[Provided data start]
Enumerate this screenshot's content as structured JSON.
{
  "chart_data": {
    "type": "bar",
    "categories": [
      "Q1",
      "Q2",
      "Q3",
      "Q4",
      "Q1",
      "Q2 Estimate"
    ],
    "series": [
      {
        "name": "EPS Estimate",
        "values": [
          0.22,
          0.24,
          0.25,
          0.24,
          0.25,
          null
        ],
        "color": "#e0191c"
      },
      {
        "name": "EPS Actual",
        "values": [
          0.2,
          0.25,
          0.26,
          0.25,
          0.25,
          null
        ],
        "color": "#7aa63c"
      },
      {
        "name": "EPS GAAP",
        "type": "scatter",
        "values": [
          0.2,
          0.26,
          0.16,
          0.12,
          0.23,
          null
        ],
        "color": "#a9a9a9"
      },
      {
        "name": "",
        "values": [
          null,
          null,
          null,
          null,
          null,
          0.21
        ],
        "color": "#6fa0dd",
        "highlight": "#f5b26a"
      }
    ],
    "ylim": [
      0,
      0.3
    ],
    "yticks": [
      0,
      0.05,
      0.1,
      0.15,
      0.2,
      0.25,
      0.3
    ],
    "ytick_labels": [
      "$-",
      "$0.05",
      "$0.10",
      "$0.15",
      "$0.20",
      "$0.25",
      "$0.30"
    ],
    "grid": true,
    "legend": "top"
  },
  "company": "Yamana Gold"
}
[Provided data end]
- Given task -
Your task is to print all of the records exactly.

- Expected answer -
Enumerate this screenshot's content as structured JSON.
{
  "chart_data": {
    "type": "bar",
    "categories": [
      "Q1",
      "Q2",
      "Q3",
      "Q4",
      "Q1",
      "Q2 Estimate"
    ],
    "series": [
      {
        "name": "EPS Estimate",
        "values": [
          0.22,
          0.24,
          0.25,
          0.24,
          0.25,
          null
        ],
        "color": "#e0191c"
      },
      {
        "name": "EPS Actual",
        "values": [
          0.2,
          0.25,
          0.26,
          0.25,
          0.25,
          null
        ],
        "color": "#7aa63c"
      },
      {
        "name": "EPS GAAP",
        "type": "scatter",
        "values": [
          0.2,
          0.26,
          0.16,
          0.12,
          0.23,
          null
        ],
        "color": "#a9a9a9"
      },
      {
        "name": "",
        "values": [
          null,
          null,
          null,
          null,
          null,
          0.21
        ],
        "color": "#6fa0dd",
        "highlight": "#f5b26a"
      }
    ],
    "ylim": [
      0,
      0.3
    ],
    "yticks": [
      0,
      0.05,
      0.1,
      0.15,
      0.2,
      0.25,
      0.3
    ],
    "ytick_labels": [
      "$-",
      "$0.05",
      "$0.10",
      "$0.15",
      "$0.20",
      "$0.25",
      "$0.30"
    ],
    "grid": true,
    "legend": "top"
  },
  "company": "Yamana Gold"
}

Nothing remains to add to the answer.